*RECORD LIST*.
* * * * *
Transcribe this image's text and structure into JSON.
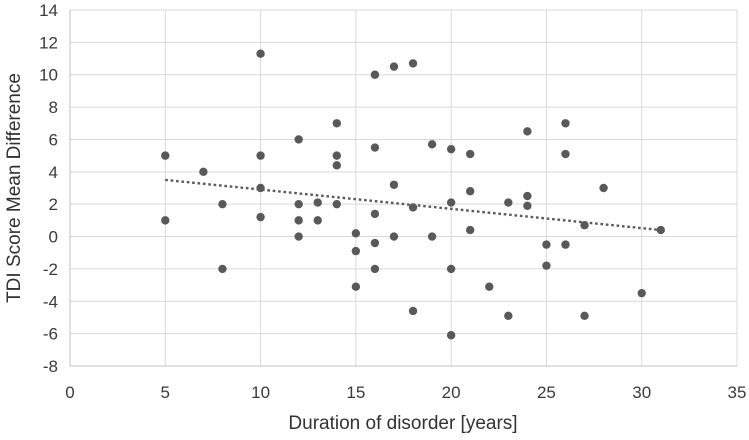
{
  "chart_data": {
    "type": "scatter",
    "title": "",
    "xlabel": "Duration of disorder [years]",
    "ylabel": "TDI Score Mean Difference",
    "xlim": [
      0,
      35
    ],
    "ylim": [
      -8,
      14
    ],
    "xticks": [
      0,
      5,
      10,
      15,
      20,
      25,
      30,
      35
    ],
    "yticks": [
      -8,
      -6,
      -4,
      -2,
      0,
      2,
      4,
      6,
      8,
      10,
      12,
      14
    ],
    "grid": true,
    "legend_position": "none",
    "marker_color": "#595959",
    "gridline_color": "#d9d9d9",
    "axis_line_color": "#c0c0c0",
    "tick_label_color": "#3a3a3a",
    "axis_title_color": "#323232",
    "points": [
      [
        5,
        5
      ],
      [
        5,
        1
      ],
      [
        7,
        4
      ],
      [
        8,
        2
      ],
      [
        8,
        -2
      ],
      [
        10,
        11.3
      ],
      [
        10,
        5
      ],
      [
        10,
        3
      ],
      [
        10,
        1.2
      ],
      [
        12,
        6
      ],
      [
        12,
        2
      ],
      [
        12,
        1
      ],
      [
        12,
        0
      ],
      [
        13,
        2.1
      ],
      [
        13,
        1
      ],
      [
        14,
        7
      ],
      [
        14,
        5
      ],
      [
        14,
        4.4
      ],
      [
        14,
        2
      ],
      [
        15,
        0.2
      ],
      [
        15,
        -0.9
      ],
      [
        15,
        -3.1
      ],
      [
        16,
        10
      ],
      [
        16,
        5.5
      ],
      [
        16,
        1.4
      ],
      [
        16,
        -0.4
      ],
      [
        16,
        -2
      ],
      [
        17,
        10.5
      ],
      [
        17,
        3.2
      ],
      [
        17,
        0
      ],
      [
        18,
        10.7
      ],
      [
        18,
        1.8
      ],
      [
        18,
        -4.6
      ],
      [
        19,
        5.7
      ],
      [
        19,
        0
      ],
      [
        20,
        5.4
      ],
      [
        20,
        2.1
      ],
      [
        20,
        -2
      ],
      [
        20,
        -6.1
      ],
      [
        21,
        5.1
      ],
      [
        21,
        2.8
      ],
      [
        21,
        0.4
      ],
      [
        22,
        -3.1
      ],
      [
        23,
        2.1
      ],
      [
        23,
        -4.9
      ],
      [
        24,
        6.5
      ],
      [
        24,
        2.5
      ],
      [
        24,
        1.9
      ],
      [
        25,
        -0.5
      ],
      [
        25,
        -1.8
      ],
      [
        26,
        7
      ],
      [
        26,
        5.1
      ],
      [
        26,
        -0.5
      ],
      [
        27,
        0.7
      ],
      [
        27,
        -4.9
      ],
      [
        28,
        3
      ],
      [
        30,
        -3.5
      ],
      [
        31,
        0.4
      ]
    ],
    "trendline": {
      "style": "dotted",
      "color": "#595959",
      "x1": 5,
      "y1": 3.5,
      "x2": 31,
      "y2": 0.4
    }
  }
}
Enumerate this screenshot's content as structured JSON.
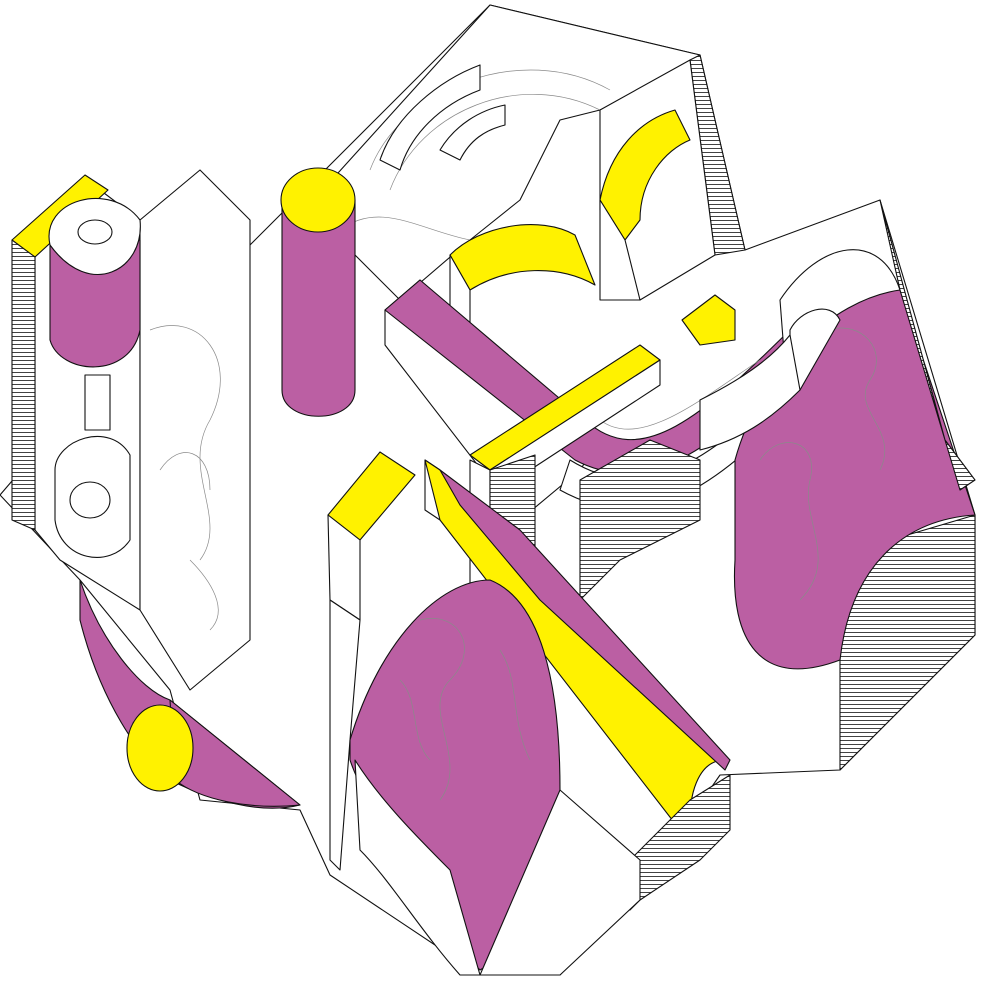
{
  "palette": {
    "magenta": "#bb5fa3",
    "yellow": "#fff200",
    "outline": "#111111",
    "background": "#ffffff"
  }
}
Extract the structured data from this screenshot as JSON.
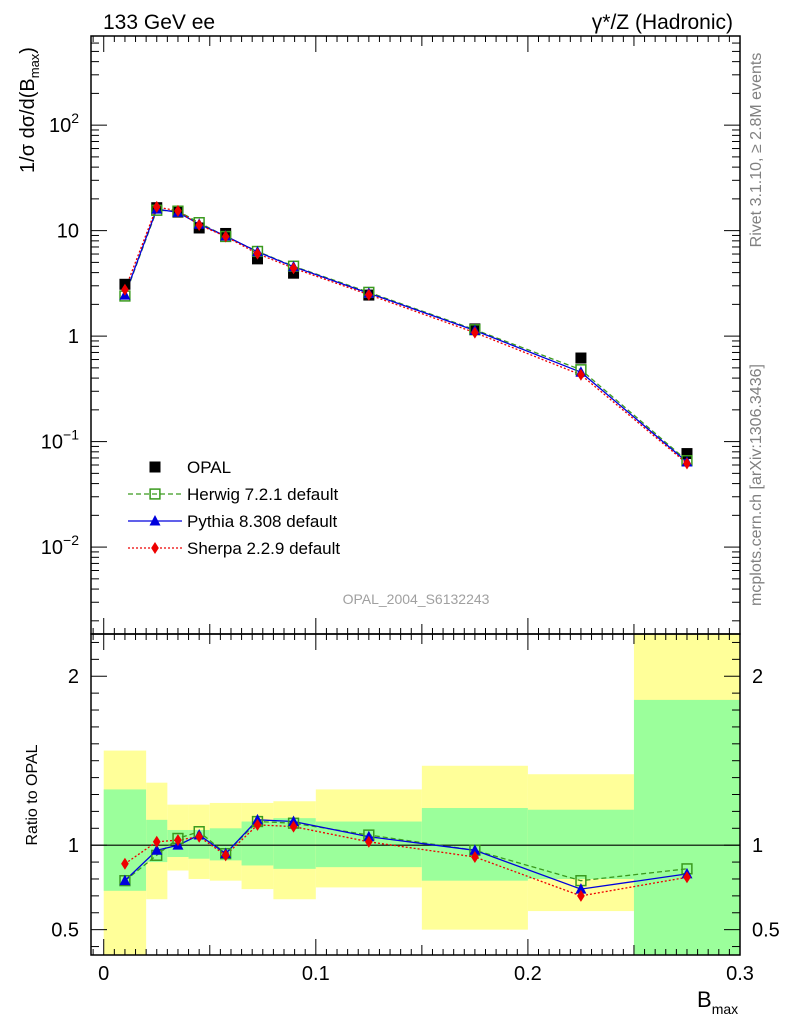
{
  "header": {
    "left_label": "133 GeV ee",
    "right_label": "γ*/Z (Hadronic)"
  },
  "side_labels": {
    "rivet": "Rivet 3.1.10, ≥ 2.8M events",
    "mcplots": "mcplots.cern.ch [arXiv:1306.3436]"
  },
  "watermark": "OPAL_2004_S6132243",
  "axes": {
    "ylabel_main": "1/σ dσ/d(B",
    "ylabel_main_sub": "max",
    "ylabel_main_close": ")",
    "ylabel_ratio": "Ratio to OPAL",
    "xlabel": "B",
    "xlabel_sub": "max",
    "main_ylog": true,
    "main_ylim": [
      0.0015,
      700
    ],
    "ratio_ylim": [
      0.35,
      2.25
    ],
    "xlim": [
      -0.006,
      0.3
    ],
    "x_ticks": [
      {
        "value": 0,
        "label": "0"
      },
      {
        "value": 0.1,
        "label": "0.1"
      },
      {
        "value": 0.2,
        "label": "0.2"
      },
      {
        "value": 0.3,
        "label": "0.3"
      }
    ],
    "main_y_ticks": [
      {
        "value": 0.01,
        "base": "10",
        "exp": "−2"
      },
      {
        "value": 0.1,
        "base": "10",
        "exp": "−1"
      },
      {
        "value": 1,
        "base": "1",
        "exp": ""
      },
      {
        "value": 10,
        "base": "10",
        "exp": ""
      },
      {
        "value": 100,
        "base": "10",
        "exp": "2"
      }
    ],
    "ratio_y_ticks": [
      {
        "value": 0.5,
        "label": "0.5"
      },
      {
        "value": 1,
        "label": "1"
      },
      {
        "value": 2,
        "label": "2"
      }
    ]
  },
  "legend": [
    {
      "name": "OPAL",
      "color": "#000000",
      "marker": "square-filled",
      "line": "none"
    },
    {
      "name": "Herwig 7.2.1 default",
      "color": "#3a9a1e",
      "marker": "square-open",
      "line": "dashed"
    },
    {
      "name": "Pythia 8.308 default",
      "color": "#0000dd",
      "marker": "triangle-filled",
      "line": "solid"
    },
    {
      "name": "Sherpa 2.2.9 default",
      "color": "#ee0000",
      "marker": "diamond-filled",
      "line": "dotted"
    }
  ],
  "chart_data": {
    "type": "scatter",
    "x": [
      0.01,
      0.025,
      0.035,
      0.045,
      0.0575,
      0.0725,
      0.0895,
      0.125,
      0.175,
      0.225,
      0.275
    ],
    "bin_edges": [
      0.0,
      0.02,
      0.03,
      0.04,
      0.05,
      0.065,
      0.08,
      0.1,
      0.15,
      0.2,
      0.25,
      0.3
    ],
    "series": [
      {
        "name": "OPAL",
        "values": [
          3.1,
          16.5,
          15.0,
          10.6,
          9.4,
          5.4,
          3.95,
          2.45,
          1.17,
          0.62,
          0.077
        ]
      },
      {
        "name": "Herwig 7.2.1 default",
        "values": [
          2.4,
          15.6,
          15.3,
          11.9,
          8.8,
          6.35,
          4.6,
          2.6,
          1.15,
          0.48,
          0.066
        ]
      },
      {
        "name": "Pythia 8.308 default",
        "values": [
          2.45,
          16.0,
          14.9,
          11.5,
          8.9,
          6.3,
          4.55,
          2.55,
          1.13,
          0.455,
          0.064
        ]
      },
      {
        "name": "Sherpa 2.2.9 default",
        "values": [
          2.75,
          16.8,
          15.4,
          11.3,
          8.8,
          6.05,
          4.4,
          2.47,
          1.08,
          0.43,
          0.062
        ]
      }
    ],
    "ratio_series": [
      {
        "name": "Herwig 7.2.1 default",
        "values": [
          0.79,
          0.94,
          1.04,
          1.08,
          0.95,
          1.14,
          1.13,
          1.06,
          0.97,
          0.79,
          0.86
        ]
      },
      {
        "name": "Pythia 8.308 default",
        "values": [
          0.79,
          0.97,
          1.0,
          1.06,
          0.95,
          1.15,
          1.14,
          1.05,
          0.97,
          0.74,
          0.83
        ]
      },
      {
        "name": "Sherpa 2.2.9 default",
        "values": [
          0.89,
          1.02,
          1.03,
          1.05,
          0.94,
          1.12,
          1.11,
          1.02,
          0.93,
          0.7,
          0.81
        ]
      }
    ],
    "ratio_bands": {
      "stat_lo": [
        0.73,
        0.9,
        0.93,
        0.92,
        0.91,
        0.88,
        0.86,
        0.87,
        0.79,
        0.8,
        0.35
      ],
      "stat_hi": [
        1.33,
        1.15,
        1.09,
        1.09,
        1.1,
        1.14,
        1.16,
        1.14,
        1.22,
        1.21,
        1.86
      ],
      "tot_lo": [
        0.35,
        0.68,
        0.85,
        0.8,
        0.79,
        0.74,
        0.68,
        0.75,
        0.5,
        0.61,
        0.35
      ],
      "tot_hi": [
        1.56,
        1.37,
        1.24,
        1.24,
        1.25,
        1.25,
        1.26,
        1.33,
        1.47,
        1.42,
        2.25
      ]
    },
    "colors": {
      "stat_band": "#9bff9b",
      "total_band": "#ffff99"
    }
  }
}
* * * * *
*TASK PROMPT*.
Look for the word "structured" and return every line where it occurs.

*FINISHED EXERCISE*.
Enumerate this screenshot's content as structured JSON.
Extract the structured data from this screenshot as JSON.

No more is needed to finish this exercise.